### DESCRIPTION OF THE TASK
Write out every entry precisely as given, leaving the pictures out.

### LISTING
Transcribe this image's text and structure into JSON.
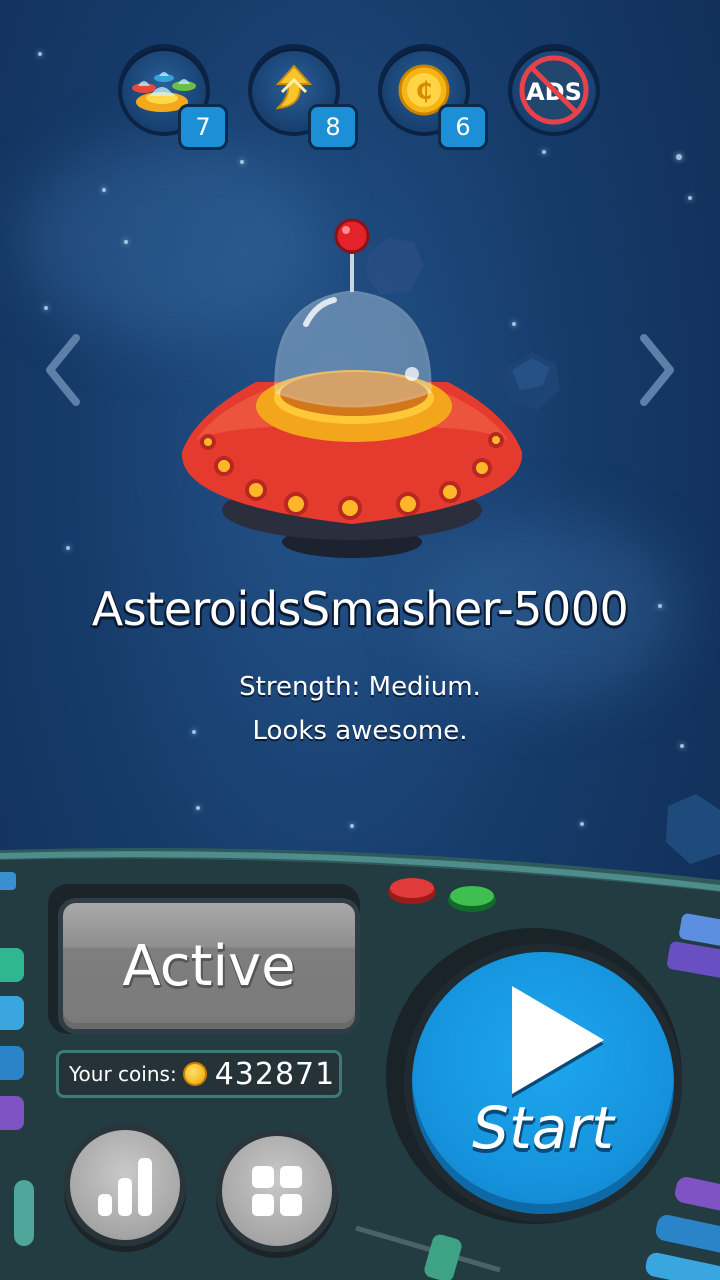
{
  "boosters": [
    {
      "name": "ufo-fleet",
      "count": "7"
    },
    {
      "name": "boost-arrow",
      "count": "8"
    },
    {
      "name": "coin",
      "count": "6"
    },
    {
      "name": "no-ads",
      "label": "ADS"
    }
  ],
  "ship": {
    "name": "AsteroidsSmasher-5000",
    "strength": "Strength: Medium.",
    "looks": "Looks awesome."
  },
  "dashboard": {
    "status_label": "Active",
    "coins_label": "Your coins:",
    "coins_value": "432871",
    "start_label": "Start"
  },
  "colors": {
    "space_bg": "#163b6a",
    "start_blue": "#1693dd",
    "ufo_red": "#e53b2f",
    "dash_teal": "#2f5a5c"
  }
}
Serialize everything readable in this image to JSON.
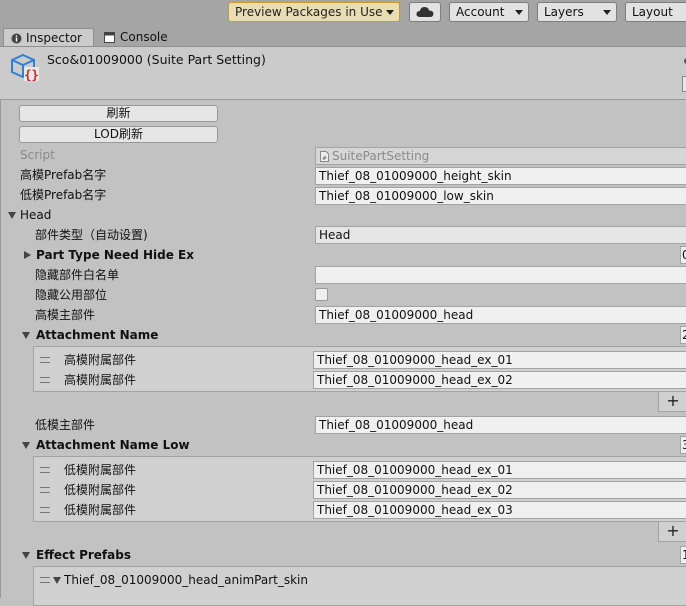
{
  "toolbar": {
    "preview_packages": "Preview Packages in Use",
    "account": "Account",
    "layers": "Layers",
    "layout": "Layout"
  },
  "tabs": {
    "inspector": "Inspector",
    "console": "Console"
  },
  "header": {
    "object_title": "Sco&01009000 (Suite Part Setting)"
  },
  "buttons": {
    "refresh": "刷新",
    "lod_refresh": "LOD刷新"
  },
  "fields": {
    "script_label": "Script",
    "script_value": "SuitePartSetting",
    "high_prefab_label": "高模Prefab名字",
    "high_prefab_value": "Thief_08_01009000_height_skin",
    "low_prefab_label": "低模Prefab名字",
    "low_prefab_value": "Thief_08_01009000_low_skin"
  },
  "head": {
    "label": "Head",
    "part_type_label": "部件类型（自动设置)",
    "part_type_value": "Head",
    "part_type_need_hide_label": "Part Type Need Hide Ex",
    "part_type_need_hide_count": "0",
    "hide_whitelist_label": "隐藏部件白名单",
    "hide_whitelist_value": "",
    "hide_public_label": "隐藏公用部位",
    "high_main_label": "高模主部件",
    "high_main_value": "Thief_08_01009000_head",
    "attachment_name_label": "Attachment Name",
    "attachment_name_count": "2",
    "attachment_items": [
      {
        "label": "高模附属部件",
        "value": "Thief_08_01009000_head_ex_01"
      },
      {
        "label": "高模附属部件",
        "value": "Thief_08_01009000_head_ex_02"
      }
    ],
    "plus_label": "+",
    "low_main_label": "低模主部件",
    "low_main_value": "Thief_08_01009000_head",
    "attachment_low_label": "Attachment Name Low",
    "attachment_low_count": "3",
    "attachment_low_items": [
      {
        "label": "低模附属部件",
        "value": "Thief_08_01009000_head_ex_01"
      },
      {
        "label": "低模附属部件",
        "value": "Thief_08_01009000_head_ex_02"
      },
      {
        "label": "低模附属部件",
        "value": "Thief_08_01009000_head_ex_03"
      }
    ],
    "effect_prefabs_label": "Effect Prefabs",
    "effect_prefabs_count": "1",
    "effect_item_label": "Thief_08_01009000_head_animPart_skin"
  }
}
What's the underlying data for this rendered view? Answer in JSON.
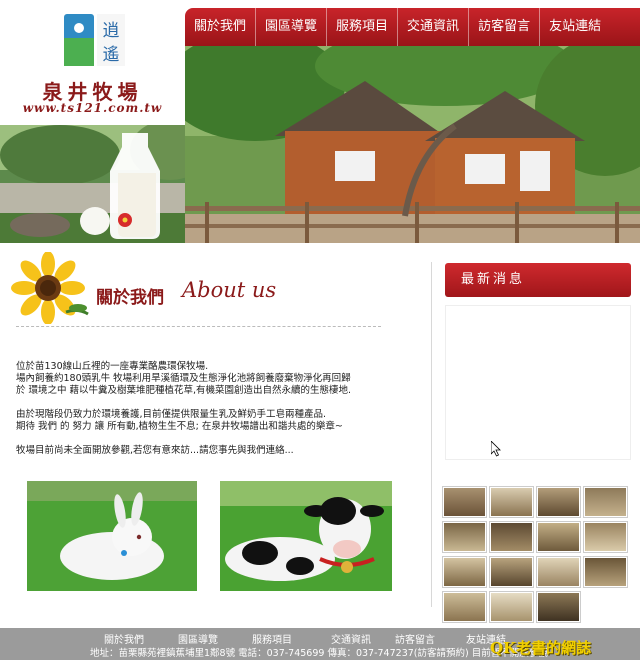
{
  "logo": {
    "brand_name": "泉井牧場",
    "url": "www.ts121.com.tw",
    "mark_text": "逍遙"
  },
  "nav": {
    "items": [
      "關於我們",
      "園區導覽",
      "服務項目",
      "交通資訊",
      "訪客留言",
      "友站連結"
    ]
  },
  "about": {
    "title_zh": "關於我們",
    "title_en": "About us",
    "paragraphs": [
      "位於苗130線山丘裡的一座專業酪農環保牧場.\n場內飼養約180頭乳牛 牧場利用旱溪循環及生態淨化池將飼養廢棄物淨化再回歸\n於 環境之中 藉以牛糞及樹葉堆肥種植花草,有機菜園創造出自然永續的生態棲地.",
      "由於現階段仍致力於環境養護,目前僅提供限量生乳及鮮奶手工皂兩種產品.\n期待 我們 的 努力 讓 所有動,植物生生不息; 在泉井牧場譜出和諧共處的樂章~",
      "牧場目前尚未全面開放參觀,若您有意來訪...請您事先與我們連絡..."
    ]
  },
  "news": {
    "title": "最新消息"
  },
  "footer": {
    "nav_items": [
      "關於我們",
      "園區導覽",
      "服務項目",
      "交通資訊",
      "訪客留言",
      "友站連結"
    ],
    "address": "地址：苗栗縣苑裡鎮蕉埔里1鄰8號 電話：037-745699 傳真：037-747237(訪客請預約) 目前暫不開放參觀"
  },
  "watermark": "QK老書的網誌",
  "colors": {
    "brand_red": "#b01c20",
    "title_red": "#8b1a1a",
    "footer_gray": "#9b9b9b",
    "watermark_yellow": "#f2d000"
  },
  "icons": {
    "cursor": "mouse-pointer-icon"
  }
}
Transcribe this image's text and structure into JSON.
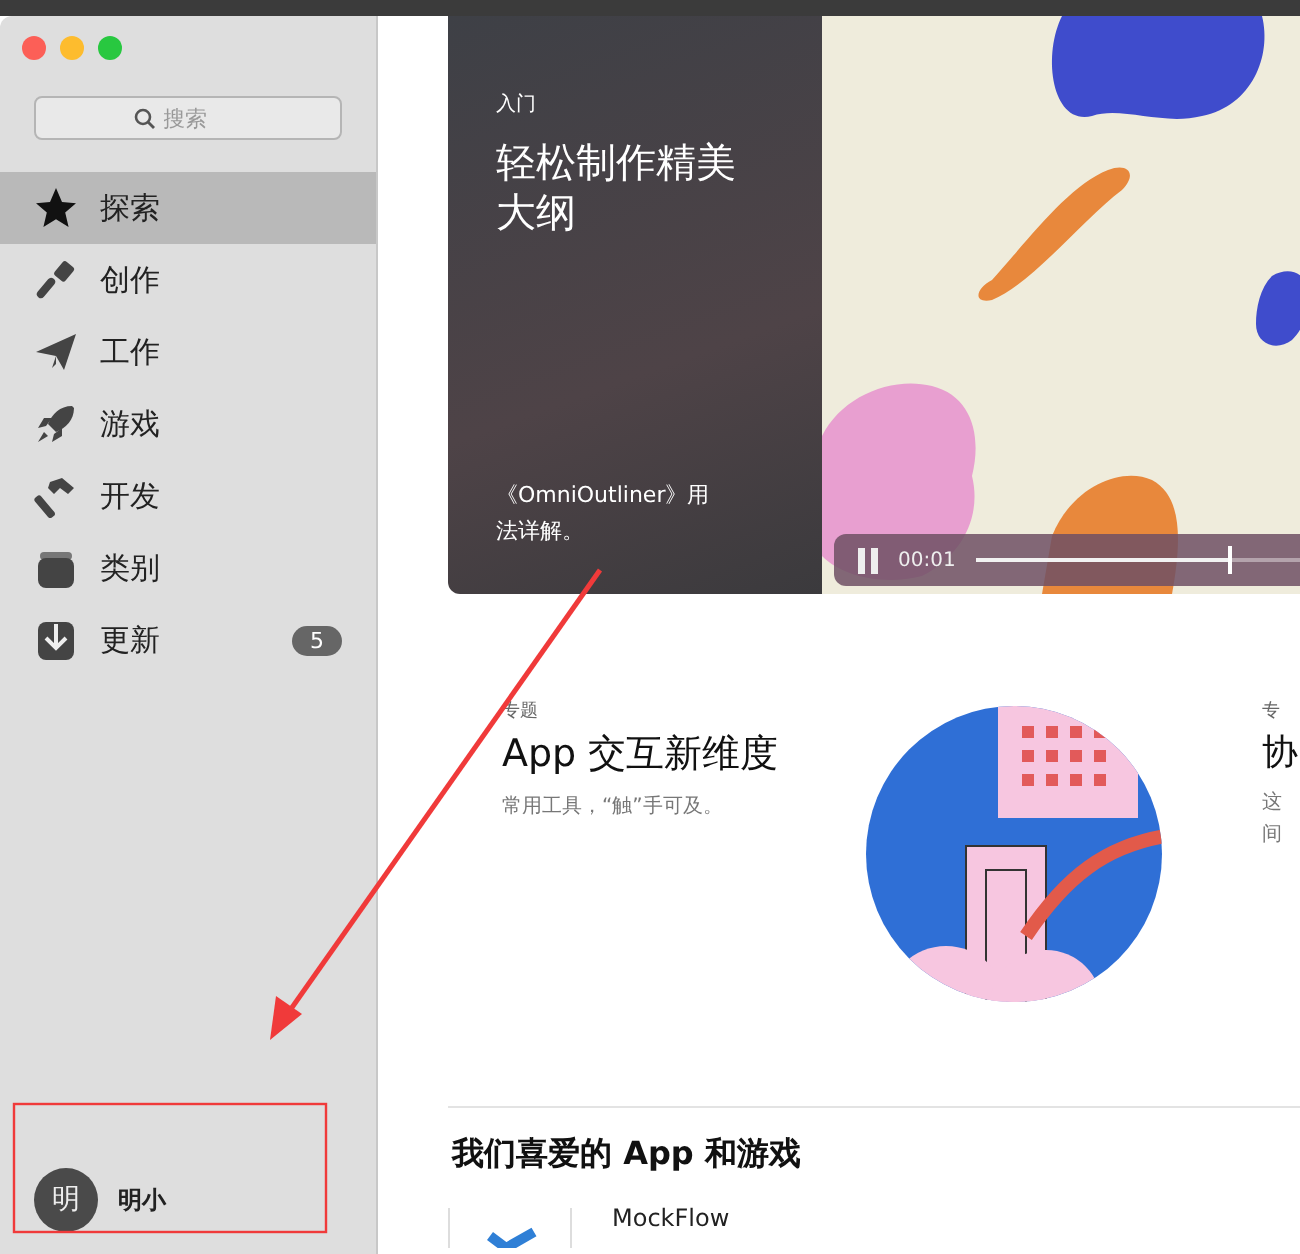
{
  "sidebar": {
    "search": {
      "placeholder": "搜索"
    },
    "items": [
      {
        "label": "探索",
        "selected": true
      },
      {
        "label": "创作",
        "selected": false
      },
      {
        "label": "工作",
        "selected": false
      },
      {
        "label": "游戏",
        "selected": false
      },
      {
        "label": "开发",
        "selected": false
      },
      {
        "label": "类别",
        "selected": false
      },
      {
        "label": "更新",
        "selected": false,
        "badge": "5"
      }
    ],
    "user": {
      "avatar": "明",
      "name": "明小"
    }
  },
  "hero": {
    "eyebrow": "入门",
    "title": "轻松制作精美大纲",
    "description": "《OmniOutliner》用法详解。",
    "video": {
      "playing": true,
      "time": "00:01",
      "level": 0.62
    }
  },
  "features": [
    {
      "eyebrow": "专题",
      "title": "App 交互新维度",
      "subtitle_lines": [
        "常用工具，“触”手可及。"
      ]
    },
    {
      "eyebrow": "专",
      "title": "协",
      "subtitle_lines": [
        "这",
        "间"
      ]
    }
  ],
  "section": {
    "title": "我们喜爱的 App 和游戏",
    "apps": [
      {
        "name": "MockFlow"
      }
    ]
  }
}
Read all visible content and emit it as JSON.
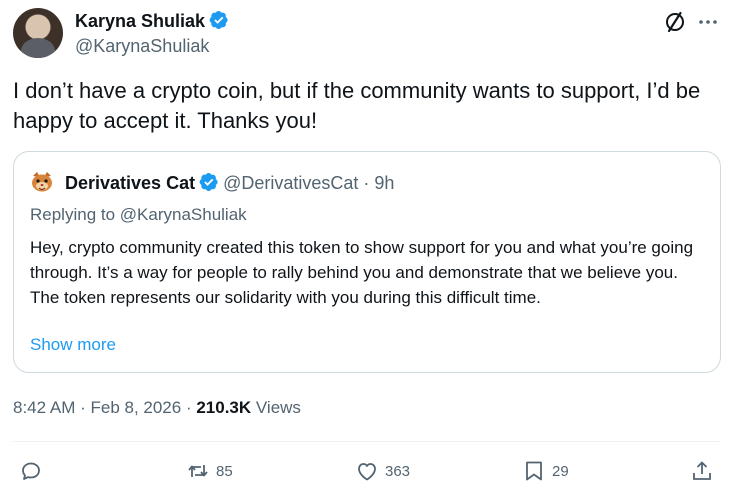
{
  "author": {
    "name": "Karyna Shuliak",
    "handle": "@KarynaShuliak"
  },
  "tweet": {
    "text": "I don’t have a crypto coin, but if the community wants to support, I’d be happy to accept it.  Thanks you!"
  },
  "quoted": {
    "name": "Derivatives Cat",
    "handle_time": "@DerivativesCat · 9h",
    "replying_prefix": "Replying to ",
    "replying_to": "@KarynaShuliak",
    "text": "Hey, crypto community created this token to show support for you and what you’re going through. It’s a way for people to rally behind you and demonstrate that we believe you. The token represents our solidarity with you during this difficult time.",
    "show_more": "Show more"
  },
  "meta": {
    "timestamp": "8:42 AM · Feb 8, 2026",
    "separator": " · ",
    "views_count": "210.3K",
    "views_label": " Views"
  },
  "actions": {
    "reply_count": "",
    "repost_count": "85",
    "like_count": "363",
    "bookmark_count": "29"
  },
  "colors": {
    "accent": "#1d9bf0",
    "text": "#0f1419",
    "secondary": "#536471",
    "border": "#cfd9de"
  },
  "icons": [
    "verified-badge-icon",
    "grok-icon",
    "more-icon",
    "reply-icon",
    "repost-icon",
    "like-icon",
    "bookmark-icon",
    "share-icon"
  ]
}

### ANSWER IN FULL
Transcribe this image's text and structure into JSON.
{
  "boosters": [
    {
      "name": "ufo-fleet",
      "count": "7"
    },
    {
      "name": "boost-arrow",
      "count": "8"
    },
    {
      "name": "coin",
      "count": "6"
    },
    {
      "name": "no-ads",
      "label": "ADS"
    }
  ],
  "ship": {
    "name": "AsteroidsSmasher-5000",
    "strength": "Strength: Medium.",
    "looks": "Looks awesome."
  },
  "dashboard": {
    "status_label": "Active",
    "coins_label": "Your coins:",
    "coins_value": "432871",
    "start_label": "Start"
  },
  "colors": {
    "space_bg": "#163b6a",
    "start_blue": "#1693dd",
    "ufo_red": "#e53b2f",
    "dash_teal": "#2f5a5c"
  }
}
Serialize everything readable in this image to JSON.
{
  "toolbar": {
    "preview_packages": "Preview Packages in Use",
    "account": "Account",
    "layers": "Layers",
    "layout": "Layout"
  },
  "tabs": {
    "inspector": "Inspector",
    "console": "Console"
  },
  "header": {
    "object_title": "Sco&01009000 (Suite Part Setting)"
  },
  "buttons": {
    "refresh": "刷新",
    "lod_refresh": "LOD刷新"
  },
  "fields": {
    "script_label": "Script",
    "script_value": "SuitePartSetting",
    "high_prefab_label": "高模Prefab名字",
    "high_prefab_value": "Thief_08_01009000_height_skin",
    "low_prefab_label": "低模Prefab名字",
    "low_prefab_value": "Thief_08_01009000_low_skin"
  },
  "head": {
    "label": "Head",
    "part_type_label": "部件类型（自动设置)",
    "part_type_value": "Head",
    "part_type_need_hide_label": "Part Type Need Hide Ex",
    "part_type_need_hide_count": "0",
    "hide_whitelist_label": "隐藏部件白名单",
    "hide_whitelist_value": "",
    "hide_public_label": "隐藏公用部位",
    "high_main_label": "高模主部件",
    "high_main_value": "Thief_08_01009000_head",
    "attachment_name_label": "Attachment Name",
    "attachment_name_count": "2",
    "attachment_items": [
      {
        "label": "高模附属部件",
        "value": "Thief_08_01009000_head_ex_01"
      },
      {
        "label": "高模附属部件",
        "value": "Thief_08_01009000_head_ex_02"
      }
    ],
    "plus_label": "+",
    "low_main_label": "低模主部件",
    "low_main_value": "Thief_08_01009000_head",
    "attachment_low_label": "Attachment Name Low",
    "attachment_low_count": "3",
    "attachment_low_items": [
      {
        "label": "低模附属部件",
        "value": "Thief_08_01009000_head_ex_01"
      },
      {
        "label": "低模附属部件",
        "value": "Thief_08_01009000_head_ex_02"
      },
      {
        "label": "低模附属部件",
        "value": "Thief_08_01009000_head_ex_03"
      }
    ],
    "effect_prefabs_label": "Effect Prefabs",
    "effect_prefabs_count": "1",
    "effect_item_label": "Thief_08_01009000_head_animPart_skin"
  }
}
What's the underlying data for this rendered view? Answer in JSON.
{
  "logo": {
    "brand_name": "泉井牧場",
    "url": "www.ts121.com.tw",
    "mark_text": "逍遙"
  },
  "nav": {
    "items": [
      "關於我們",
      "園區導覽",
      "服務項目",
      "交通資訊",
      "訪客留言",
      "友站連結"
    ]
  },
  "about": {
    "title_zh": "關於我們",
    "title_en": "About us",
    "paragraphs": [
      "位於苗130線山丘裡的一座專業酪農環保牧場.\n場內飼養約180頭乳牛 牧場利用旱溪循環及生態淨化池將飼養廢棄物淨化再回歸\n於 環境之中 藉以牛糞及樹葉堆肥種植花草,有機菜園創造出自然永續的生態棲地.",
      "由於現階段仍致力於環境養護,目前僅提供限量生乳及鮮奶手工皂兩種產品.\n期待 我們 的 努力 讓 所有動,植物生生不息; 在泉井牧場譜出和諧共處的樂章~",
      "牧場目前尚未全面開放參觀,若您有意來訪...請您事先與我們連絡..."
    ]
  },
  "news": {
    "title": "最新消息"
  },
  "footer": {
    "nav_items": [
      "關於我們",
      "園區導覽",
      "服務項目",
      "交通資訊",
      "訪客留言",
      "友站連結"
    ],
    "address": "地址：苗栗縣苑裡鎮蕉埔里1鄰8號 電話：037-745699 傳真：037-747237(訪客請預約) 目前暫不開放參觀"
  },
  "watermark": "QK老書的網誌",
  "colors": {
    "brand_red": "#b01c20",
    "title_red": "#8b1a1a",
    "footer_gray": "#9b9b9b",
    "watermark_yellow": "#f2d000"
  },
  "icons": {
    "cursor": "mouse-pointer-icon"
  }
}
Transcribe this image's text and structure into JSON.
{
  "sidebar": {
    "search": {
      "placeholder": "搜索"
    },
    "items": [
      {
        "label": "探索",
        "selected": true
      },
      {
        "label": "创作",
        "selected": false
      },
      {
        "label": "工作",
        "selected": false
      },
      {
        "label": "游戏",
        "selected": false
      },
      {
        "label": "开发",
        "selected": false
      },
      {
        "label": "类别",
        "selected": false
      },
      {
        "label": "更新",
        "selected": false,
        "badge": "5"
      }
    ],
    "user": {
      "avatar": "明",
      "name": "明小"
    }
  },
  "hero": {
    "eyebrow": "入门",
    "title": "轻松制作精美大纲",
    "description": "《OmniOutliner》用法详解。",
    "video": {
      "playing": true,
      "time": "00:01",
      "level": 0.62
    }
  },
  "features": [
    {
      "eyebrow": "专题",
      "title": "App 交互新维度",
      "subtitle_lines": [
        "常用工具，“触”手可及。"
      ]
    },
    {
      "eyebrow": "专",
      "title": "协",
      "subtitle_lines": [
        "这",
        "间"
      ]
    }
  ],
  "section": {
    "title": "我们喜爱的 App 和游戏",
    "apps": [
      {
        "name": "MockFlow"
      }
    ]
  }
}
Read all visible content and emit it as JSON.
{
  "author": {
    "name": "Karyna Shuliak",
    "handle": "@KarynaShuliak"
  },
  "tweet": {
    "text": "I don’t have a crypto coin, but if the community wants to support, I’d be happy to accept it.  Thanks you!"
  },
  "quoted": {
    "name": "Derivatives Cat",
    "handle_time": "@DerivativesCat · 9h",
    "replying_prefix": "Replying to ",
    "replying_to": "@KarynaShuliak",
    "text": "Hey, crypto community created this token to show support for you and what you’re going through. It’s a way for people to rally behind you and demonstrate that we believe you. The token represents our solidarity with you during this difficult time.",
    "show_more": "Show more"
  },
  "meta": {
    "timestamp": "8:42 AM · Feb 8, 2026",
    "separator": " · ",
    "views_count": "210.3K",
    "views_label": " Views"
  },
  "actions": {
    "reply_count": "",
    "repost_count": "85",
    "like_count": "363",
    "bookmark_count": "29"
  },
  "colors": {
    "accent": "#1d9bf0",
    "text": "#0f1419",
    "secondary": "#536471",
    "border": "#cfd9de"
  },
  "icons": [
    "verified-badge-icon",
    "grok-icon",
    "more-icon",
    "reply-icon",
    "repost-icon",
    "like-icon",
    "bookmark-icon",
    "share-icon"
  ]
}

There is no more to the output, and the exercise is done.